## Goal of the exercise
Copy out every line containing the word "поможет".

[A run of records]
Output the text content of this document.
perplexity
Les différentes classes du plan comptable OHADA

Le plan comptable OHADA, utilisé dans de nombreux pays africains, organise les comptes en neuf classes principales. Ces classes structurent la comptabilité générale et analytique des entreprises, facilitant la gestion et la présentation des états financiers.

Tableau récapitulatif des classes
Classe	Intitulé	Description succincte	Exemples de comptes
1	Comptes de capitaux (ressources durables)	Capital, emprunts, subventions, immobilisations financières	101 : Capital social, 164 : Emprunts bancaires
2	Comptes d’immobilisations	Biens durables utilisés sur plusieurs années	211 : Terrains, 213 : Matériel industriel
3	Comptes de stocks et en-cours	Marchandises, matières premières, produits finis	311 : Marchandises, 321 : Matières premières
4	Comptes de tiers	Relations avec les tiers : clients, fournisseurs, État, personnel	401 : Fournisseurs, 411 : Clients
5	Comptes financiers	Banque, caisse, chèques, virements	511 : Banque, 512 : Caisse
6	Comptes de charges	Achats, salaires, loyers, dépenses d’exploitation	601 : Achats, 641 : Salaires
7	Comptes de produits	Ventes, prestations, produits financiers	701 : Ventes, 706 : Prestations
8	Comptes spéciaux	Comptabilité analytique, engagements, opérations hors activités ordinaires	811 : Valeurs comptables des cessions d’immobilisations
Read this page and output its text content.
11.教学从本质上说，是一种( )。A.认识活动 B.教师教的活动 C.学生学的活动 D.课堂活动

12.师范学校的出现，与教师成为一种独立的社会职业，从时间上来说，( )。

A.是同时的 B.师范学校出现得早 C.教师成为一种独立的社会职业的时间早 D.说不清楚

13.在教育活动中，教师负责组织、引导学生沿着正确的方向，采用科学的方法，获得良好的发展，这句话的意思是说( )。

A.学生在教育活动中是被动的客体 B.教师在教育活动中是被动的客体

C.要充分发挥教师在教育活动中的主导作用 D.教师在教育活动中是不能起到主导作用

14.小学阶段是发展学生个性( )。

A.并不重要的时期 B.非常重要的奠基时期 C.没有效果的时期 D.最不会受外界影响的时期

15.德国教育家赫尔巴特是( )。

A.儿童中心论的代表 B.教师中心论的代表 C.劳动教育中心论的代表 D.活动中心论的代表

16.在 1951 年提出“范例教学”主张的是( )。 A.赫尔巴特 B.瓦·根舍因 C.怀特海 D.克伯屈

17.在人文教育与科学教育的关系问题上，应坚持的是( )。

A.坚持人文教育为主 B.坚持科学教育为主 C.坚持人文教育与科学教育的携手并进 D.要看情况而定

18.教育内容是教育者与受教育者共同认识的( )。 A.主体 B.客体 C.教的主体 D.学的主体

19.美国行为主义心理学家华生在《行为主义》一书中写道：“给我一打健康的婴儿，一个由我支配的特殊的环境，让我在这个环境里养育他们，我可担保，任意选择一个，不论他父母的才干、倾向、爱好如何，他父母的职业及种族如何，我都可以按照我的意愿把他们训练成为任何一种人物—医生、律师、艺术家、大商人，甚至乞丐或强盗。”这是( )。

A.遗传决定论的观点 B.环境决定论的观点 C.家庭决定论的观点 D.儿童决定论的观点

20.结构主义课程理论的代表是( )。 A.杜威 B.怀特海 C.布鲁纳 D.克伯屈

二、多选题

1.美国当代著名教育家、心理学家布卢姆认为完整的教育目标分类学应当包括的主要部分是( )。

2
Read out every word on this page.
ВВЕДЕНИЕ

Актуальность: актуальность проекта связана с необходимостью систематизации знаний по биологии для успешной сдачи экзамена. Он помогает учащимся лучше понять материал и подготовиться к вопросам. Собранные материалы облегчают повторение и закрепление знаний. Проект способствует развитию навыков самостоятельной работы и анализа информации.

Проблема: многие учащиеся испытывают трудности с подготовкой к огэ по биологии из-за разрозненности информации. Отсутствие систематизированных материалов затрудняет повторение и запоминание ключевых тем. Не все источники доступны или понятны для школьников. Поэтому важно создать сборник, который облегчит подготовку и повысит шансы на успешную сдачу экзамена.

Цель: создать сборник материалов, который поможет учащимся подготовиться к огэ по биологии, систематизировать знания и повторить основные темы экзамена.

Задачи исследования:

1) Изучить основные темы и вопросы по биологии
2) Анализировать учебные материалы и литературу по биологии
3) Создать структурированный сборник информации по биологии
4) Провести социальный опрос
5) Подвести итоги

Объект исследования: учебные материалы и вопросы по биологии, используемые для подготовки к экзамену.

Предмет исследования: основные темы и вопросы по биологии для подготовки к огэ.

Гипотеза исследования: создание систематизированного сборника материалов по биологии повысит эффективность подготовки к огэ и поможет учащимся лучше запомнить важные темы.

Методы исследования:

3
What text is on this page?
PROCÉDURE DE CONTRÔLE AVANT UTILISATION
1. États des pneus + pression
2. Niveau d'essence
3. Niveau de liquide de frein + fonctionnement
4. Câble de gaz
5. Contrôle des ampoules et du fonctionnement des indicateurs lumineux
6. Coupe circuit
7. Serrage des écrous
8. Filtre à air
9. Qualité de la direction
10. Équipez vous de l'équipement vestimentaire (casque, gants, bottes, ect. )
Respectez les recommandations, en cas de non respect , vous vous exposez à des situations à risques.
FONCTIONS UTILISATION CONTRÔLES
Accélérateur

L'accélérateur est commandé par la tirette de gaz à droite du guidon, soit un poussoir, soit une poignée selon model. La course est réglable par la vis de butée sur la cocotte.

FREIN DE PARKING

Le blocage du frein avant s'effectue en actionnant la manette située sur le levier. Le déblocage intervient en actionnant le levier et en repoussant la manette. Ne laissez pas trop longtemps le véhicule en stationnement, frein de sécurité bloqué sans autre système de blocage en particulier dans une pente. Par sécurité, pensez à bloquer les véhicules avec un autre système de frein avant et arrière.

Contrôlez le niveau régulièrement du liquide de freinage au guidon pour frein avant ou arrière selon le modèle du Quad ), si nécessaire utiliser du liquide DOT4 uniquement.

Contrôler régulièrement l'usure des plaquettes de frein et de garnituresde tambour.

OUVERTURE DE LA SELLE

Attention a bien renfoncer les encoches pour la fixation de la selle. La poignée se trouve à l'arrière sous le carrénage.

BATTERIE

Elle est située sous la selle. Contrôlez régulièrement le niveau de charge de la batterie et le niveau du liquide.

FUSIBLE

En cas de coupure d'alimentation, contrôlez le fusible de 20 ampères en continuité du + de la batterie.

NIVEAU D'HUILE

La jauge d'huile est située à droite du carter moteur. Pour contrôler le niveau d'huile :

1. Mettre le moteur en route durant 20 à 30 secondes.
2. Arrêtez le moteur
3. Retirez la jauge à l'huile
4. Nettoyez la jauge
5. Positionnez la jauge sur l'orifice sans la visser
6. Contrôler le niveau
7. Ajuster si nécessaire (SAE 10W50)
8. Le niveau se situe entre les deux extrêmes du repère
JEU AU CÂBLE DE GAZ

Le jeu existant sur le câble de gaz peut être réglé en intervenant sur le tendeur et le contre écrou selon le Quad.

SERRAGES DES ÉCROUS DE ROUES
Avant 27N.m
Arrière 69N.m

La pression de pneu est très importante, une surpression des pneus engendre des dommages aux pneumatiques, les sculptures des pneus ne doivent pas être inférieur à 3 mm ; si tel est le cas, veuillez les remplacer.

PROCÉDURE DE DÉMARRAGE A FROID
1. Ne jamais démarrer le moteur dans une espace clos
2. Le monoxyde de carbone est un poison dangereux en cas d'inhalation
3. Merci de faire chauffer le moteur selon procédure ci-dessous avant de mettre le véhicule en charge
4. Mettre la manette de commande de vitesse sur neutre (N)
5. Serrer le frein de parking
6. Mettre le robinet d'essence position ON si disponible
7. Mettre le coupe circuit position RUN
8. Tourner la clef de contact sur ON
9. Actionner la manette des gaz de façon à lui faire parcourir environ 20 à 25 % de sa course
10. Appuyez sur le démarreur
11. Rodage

## Result for this exercise
Цель: создать сборник материалов, который поможет учащимся подготовиться к огэ по биологии, систематизировать знания и повторить основные темы экзамена.
Гипотеза исследования: создание систематизированного сборника материалов по биологии повысит эффективность подготовки к огэ и поможет учащимся лучше запомнить важные темы.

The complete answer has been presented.